The request. Wherever the word "results" appears in the entries, copy the whole line.

Stored records.
----------

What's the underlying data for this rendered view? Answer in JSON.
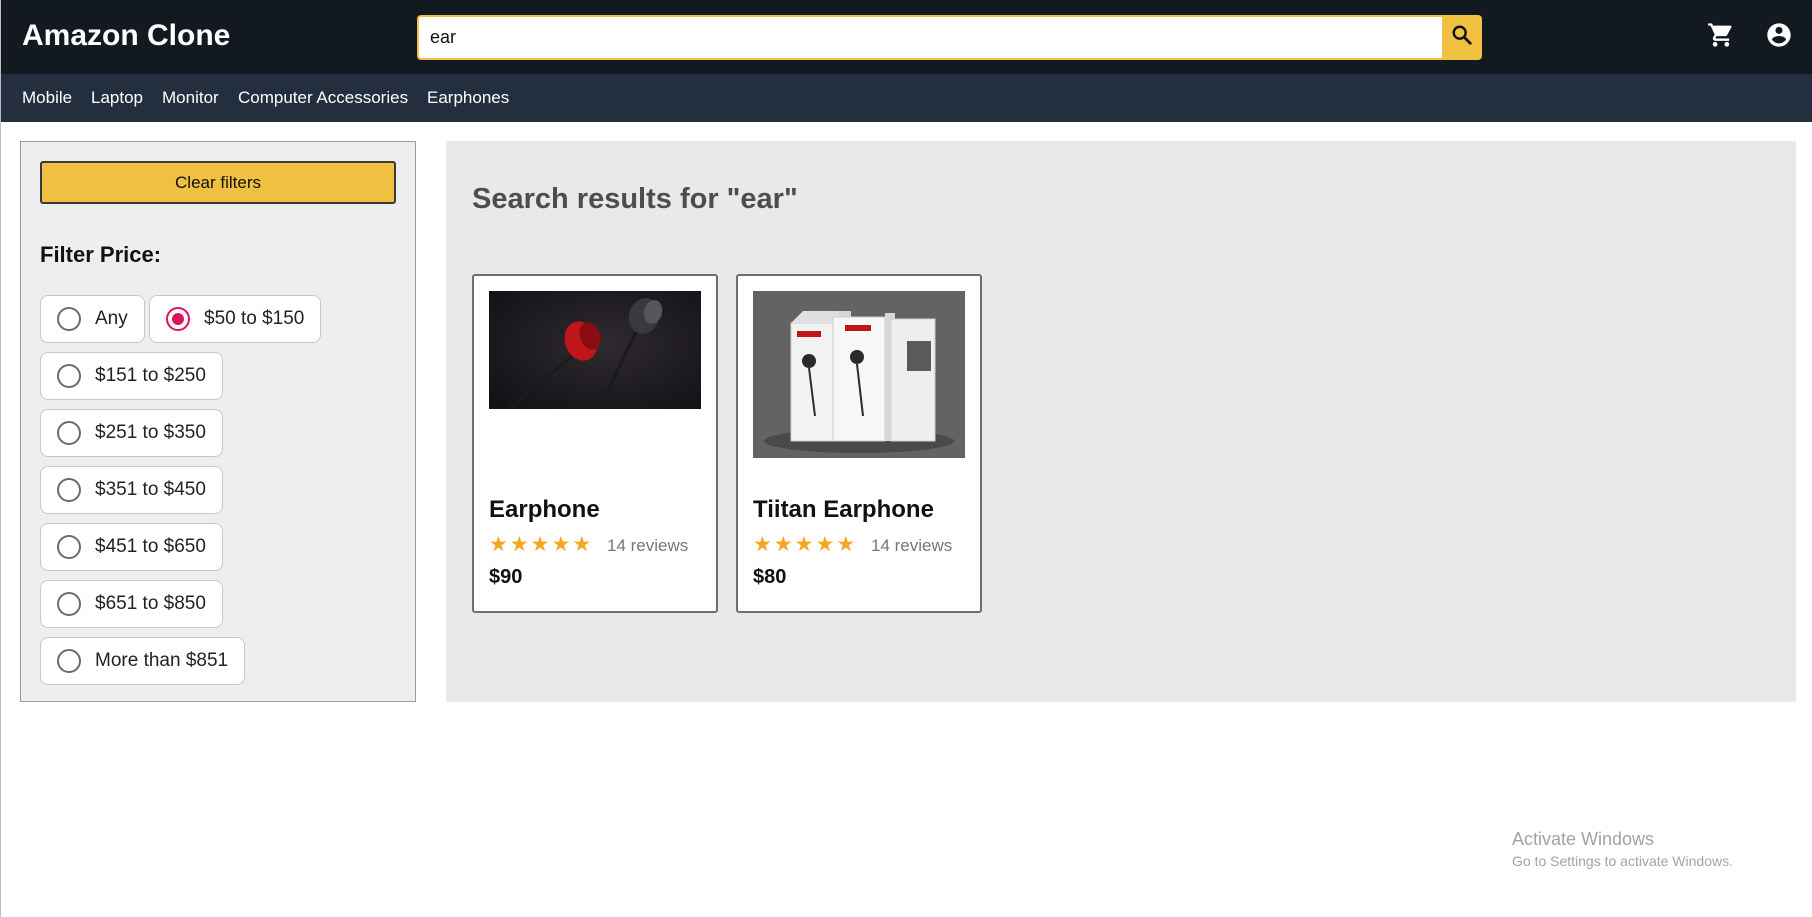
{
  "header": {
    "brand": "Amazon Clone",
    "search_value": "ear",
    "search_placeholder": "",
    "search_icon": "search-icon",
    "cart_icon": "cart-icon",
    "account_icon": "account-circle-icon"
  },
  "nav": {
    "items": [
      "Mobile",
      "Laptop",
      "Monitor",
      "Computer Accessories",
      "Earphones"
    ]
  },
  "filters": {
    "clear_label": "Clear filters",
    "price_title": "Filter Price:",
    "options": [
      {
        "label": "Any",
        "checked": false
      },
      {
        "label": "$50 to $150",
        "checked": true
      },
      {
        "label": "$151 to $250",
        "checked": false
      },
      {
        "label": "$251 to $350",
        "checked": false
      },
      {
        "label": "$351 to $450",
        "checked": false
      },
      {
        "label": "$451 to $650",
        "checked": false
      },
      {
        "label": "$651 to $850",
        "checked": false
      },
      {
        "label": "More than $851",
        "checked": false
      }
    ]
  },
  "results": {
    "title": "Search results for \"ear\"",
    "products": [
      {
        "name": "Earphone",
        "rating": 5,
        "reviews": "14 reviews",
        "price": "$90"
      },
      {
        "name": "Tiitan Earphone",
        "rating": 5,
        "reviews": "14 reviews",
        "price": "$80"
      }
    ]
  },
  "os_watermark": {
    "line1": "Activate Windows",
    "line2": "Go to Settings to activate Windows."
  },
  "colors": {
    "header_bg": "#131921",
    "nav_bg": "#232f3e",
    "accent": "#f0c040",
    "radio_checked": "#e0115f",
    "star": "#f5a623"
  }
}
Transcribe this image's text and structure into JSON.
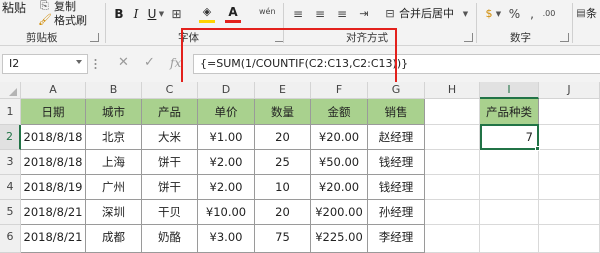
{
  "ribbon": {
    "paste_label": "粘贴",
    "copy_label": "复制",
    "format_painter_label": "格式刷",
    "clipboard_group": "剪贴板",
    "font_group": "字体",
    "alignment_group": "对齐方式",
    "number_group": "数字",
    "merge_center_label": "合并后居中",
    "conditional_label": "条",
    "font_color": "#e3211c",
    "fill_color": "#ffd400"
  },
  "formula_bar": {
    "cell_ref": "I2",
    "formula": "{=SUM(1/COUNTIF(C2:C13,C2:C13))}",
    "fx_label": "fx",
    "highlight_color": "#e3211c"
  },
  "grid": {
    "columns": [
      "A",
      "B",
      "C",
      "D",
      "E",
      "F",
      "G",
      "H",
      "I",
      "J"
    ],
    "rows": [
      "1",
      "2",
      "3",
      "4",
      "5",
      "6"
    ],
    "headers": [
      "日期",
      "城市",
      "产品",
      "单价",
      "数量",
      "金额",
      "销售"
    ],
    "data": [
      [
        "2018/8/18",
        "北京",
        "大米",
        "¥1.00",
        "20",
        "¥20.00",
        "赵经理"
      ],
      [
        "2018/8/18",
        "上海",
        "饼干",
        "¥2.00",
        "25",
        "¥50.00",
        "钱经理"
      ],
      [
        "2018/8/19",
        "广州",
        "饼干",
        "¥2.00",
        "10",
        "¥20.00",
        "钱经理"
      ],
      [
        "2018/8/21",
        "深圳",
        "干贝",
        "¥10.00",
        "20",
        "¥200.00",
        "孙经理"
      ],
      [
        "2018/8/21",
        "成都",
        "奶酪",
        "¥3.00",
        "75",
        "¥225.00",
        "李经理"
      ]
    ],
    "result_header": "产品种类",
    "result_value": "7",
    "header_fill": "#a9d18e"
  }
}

----------

Output for this exercise.
  "results": {
    "title": "Search results for \"ear\"",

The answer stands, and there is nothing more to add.